> **Task to carry out**: Draw out every line with the word "town" from the listing below.
** BEGIN Data for this task **
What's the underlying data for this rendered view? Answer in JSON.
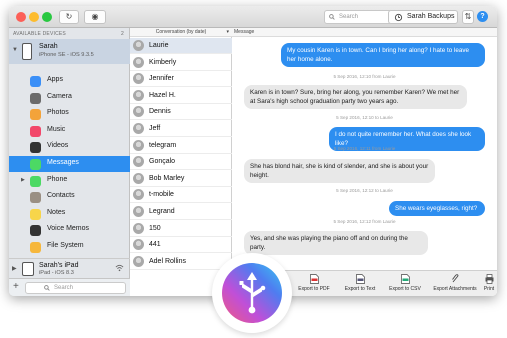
{
  "toolbar": {
    "search_placeholder": "Search",
    "backups_label": "Sarah Backups"
  },
  "sidebar": {
    "section_title": "AVAILABLE DEVICES",
    "count": "2",
    "device": {
      "name": "Sarah",
      "model": "iPhone SE - iOS 9.3.5"
    },
    "items": [
      {
        "label": "Apps",
        "color": "#3a8ff7"
      },
      {
        "label": "Camera",
        "color": "#6b6b6b"
      },
      {
        "label": "Photos",
        "color": "#f3a33a"
      },
      {
        "label": "Music",
        "color": "#f2476a"
      },
      {
        "label": "Videos",
        "color": "#333333"
      },
      {
        "label": "Messages",
        "color": "#4cd964"
      },
      {
        "label": "Phone",
        "color": "#4cd964"
      },
      {
        "label": "Contacts",
        "color": "#9a8f83"
      },
      {
        "label": "Notes",
        "color": "#f7d54a"
      },
      {
        "label": "Voice Memos",
        "color": "#333333"
      },
      {
        "label": "File System",
        "color": "#f6b73c"
      }
    ],
    "device2": {
      "name": "Sarah's iPad",
      "model": "iPad - iOS 8.3"
    },
    "search_placeholder": "Search",
    "add_label": "+",
    "selected_color": "#2d8ef0"
  },
  "conversations": {
    "header": "Conversation (by date)",
    "items": [
      "Laurie",
      "Kimberly",
      "Jennifer",
      "Hazel H.",
      "Dennis",
      "Jeff",
      "telegram",
      "Gonçalo",
      "Bob      Marley",
      "t-mobile",
      "Legrand",
      "150",
      "441",
      "Adel      Rollins"
    ]
  },
  "messages": {
    "header": "Message",
    "items": [
      {
        "dir": "out",
        "text": "My cousin Karen is in town. Can I bring her along? I hate to leave her home alone."
      },
      {
        "stamp": "5 Sep 2016, 12:10 from Laurie"
      },
      {
        "dir": "in",
        "text": "Karen is in town? Sure, bring her along, you remember Karen? We met her at Sara's high school graduation party two years ago."
      },
      {
        "stamp": "5 Sep 2016, 12:10 to Laurie"
      },
      {
        "dir": "out",
        "text": "I do not quite remember her. What does she look like?"
      },
      {
        "stamp": "5 Sep 2016, 12:11 from Laurie"
      },
      {
        "dir": "in",
        "text": "She has blond hair, she is kind of slender, and she is about your height."
      },
      {
        "stamp": "5 Sep 2016, 12:12 to Laurie"
      },
      {
        "dir": "out",
        "text": "She wears eyeglasses, right?"
      },
      {
        "stamp": "5 Sep 2016, 12:12 from Laurie"
      },
      {
        "dir": "in",
        "text": "Yes, and she was playing the piano off and on during the party."
      }
    ]
  },
  "bottom_actions": [
    "Export to PDF",
    "Export to Text",
    "Export to CSV",
    "Export Attachments",
    "Print"
  ]
}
** END Data for this task **
> **Completed task**:
        "text": "My cousin Karen is in town. Can I bring her along? I hate to leave her home alone."
        "text": "Karen is in town? Sure, bring her along, you remember Karen? We met her at Sara's high school graduation party two years ago."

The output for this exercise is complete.